* What is expected *
Copy every line of the following data that includes the string "táblázat".

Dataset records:

------

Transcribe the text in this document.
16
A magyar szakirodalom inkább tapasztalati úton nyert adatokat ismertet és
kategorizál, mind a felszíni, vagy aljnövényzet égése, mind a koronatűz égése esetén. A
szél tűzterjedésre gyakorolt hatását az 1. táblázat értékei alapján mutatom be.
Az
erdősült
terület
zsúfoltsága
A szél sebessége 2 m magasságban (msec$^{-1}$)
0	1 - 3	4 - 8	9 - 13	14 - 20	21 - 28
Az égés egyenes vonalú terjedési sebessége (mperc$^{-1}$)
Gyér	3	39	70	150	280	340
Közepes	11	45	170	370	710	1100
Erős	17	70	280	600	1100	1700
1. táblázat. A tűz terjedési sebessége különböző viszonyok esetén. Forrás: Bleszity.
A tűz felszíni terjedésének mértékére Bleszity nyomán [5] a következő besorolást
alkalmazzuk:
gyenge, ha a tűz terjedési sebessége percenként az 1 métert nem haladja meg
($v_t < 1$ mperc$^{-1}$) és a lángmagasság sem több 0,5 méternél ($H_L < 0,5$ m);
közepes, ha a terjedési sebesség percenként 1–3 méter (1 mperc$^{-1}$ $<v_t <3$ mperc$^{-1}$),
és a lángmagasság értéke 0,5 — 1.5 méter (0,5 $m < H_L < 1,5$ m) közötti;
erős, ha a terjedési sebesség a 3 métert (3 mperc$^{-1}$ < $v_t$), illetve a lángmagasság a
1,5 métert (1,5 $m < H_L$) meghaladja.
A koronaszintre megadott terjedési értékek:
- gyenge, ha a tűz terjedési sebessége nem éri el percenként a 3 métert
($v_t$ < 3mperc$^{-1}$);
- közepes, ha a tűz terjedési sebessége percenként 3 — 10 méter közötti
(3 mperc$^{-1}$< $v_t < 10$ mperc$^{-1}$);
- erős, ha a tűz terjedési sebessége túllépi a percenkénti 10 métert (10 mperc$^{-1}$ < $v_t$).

------

* Exercise response *
szél tűzterjedésre gyakorolt hatását az 1. táblázat értékei alapján mutatom be.
1. táblázat. A tűz terjedési sebessége különböző viszonyok esetén. Forrás: Bleszity.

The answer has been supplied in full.